__TASK DESCRIPTION__. Give the number of lines containing the word "trip", and nothing else.

Entries from a dataset
**********

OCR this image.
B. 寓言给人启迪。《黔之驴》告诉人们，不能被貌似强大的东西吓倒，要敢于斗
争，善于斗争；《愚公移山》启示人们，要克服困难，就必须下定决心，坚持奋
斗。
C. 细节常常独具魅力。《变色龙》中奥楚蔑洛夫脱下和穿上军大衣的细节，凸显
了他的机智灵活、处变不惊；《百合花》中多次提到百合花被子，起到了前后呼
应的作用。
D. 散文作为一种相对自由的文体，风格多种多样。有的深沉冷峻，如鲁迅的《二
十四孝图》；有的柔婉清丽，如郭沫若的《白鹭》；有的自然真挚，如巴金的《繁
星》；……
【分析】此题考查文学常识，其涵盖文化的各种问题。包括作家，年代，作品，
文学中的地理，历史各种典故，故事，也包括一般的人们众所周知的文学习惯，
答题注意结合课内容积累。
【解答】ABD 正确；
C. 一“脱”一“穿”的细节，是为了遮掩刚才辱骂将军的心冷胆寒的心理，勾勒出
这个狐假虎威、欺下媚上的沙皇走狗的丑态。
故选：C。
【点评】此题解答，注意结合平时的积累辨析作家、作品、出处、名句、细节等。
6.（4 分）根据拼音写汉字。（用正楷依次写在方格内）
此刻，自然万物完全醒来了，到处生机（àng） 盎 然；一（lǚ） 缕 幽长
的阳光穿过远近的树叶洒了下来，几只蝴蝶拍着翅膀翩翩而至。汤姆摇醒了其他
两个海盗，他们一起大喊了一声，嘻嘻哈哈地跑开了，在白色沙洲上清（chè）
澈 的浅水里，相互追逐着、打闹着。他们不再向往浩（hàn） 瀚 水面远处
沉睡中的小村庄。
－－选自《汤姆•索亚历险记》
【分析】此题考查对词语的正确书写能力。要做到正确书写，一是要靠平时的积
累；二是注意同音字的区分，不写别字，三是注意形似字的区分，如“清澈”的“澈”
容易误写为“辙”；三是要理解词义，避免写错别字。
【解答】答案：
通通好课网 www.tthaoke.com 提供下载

**********

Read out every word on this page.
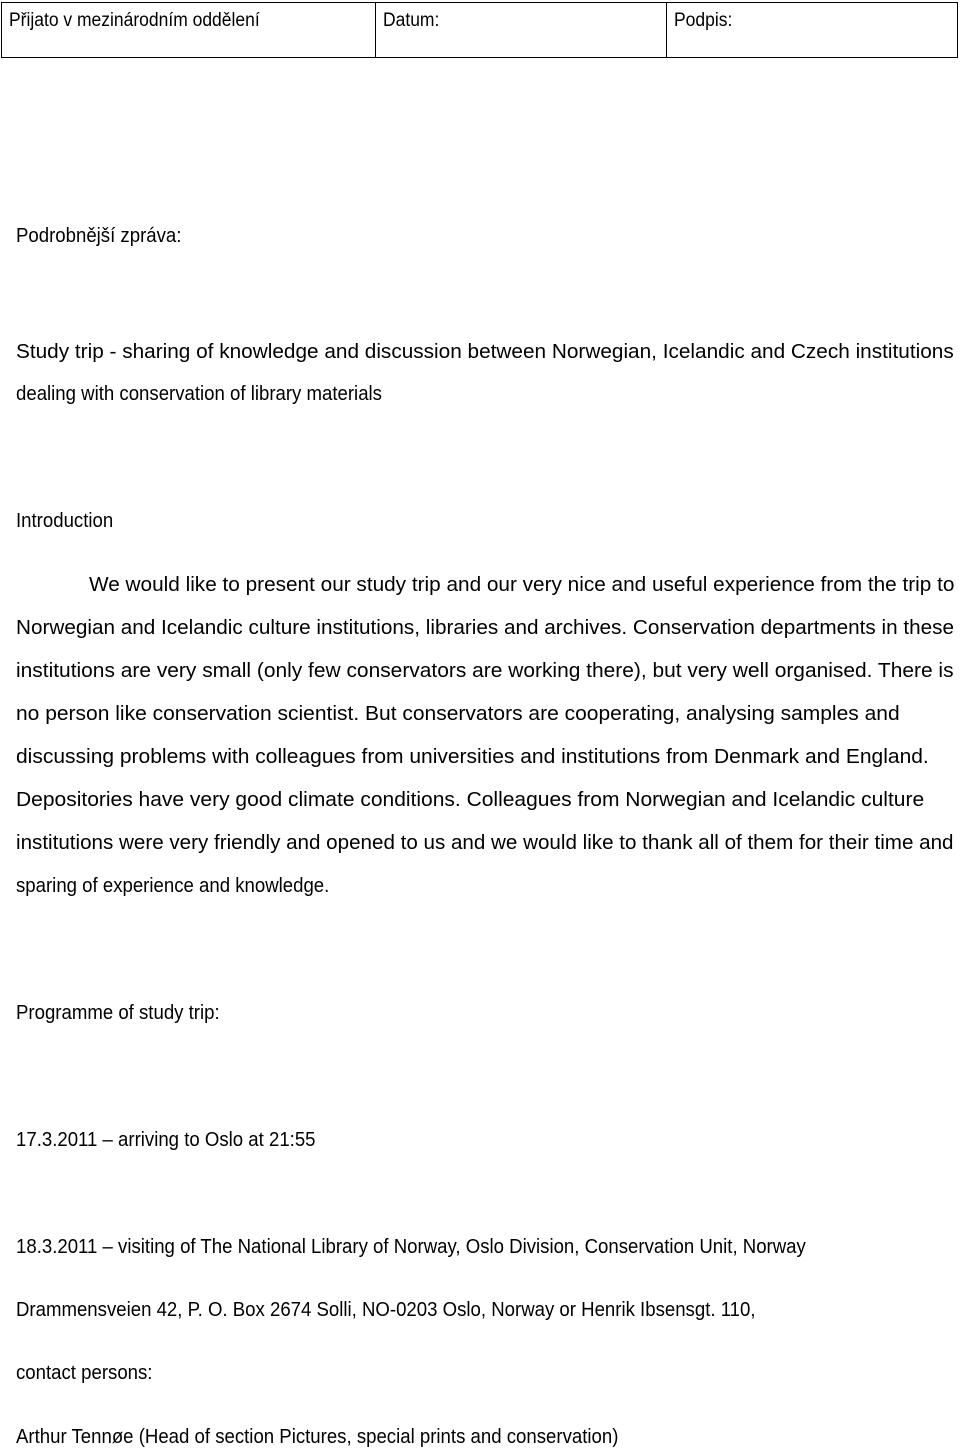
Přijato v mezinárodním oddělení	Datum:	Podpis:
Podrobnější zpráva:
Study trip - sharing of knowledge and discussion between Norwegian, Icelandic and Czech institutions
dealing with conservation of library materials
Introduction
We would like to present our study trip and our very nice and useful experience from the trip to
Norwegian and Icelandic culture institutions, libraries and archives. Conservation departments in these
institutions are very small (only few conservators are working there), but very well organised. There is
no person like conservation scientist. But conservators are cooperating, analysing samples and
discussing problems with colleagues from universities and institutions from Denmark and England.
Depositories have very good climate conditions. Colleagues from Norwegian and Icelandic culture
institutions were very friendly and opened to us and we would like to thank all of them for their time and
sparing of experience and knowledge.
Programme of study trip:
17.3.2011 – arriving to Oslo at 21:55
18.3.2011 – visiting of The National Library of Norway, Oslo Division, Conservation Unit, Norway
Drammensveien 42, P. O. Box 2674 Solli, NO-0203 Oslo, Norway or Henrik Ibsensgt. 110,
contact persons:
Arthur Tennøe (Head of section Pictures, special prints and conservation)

**********

__EXPECTED OUTPUT__. 3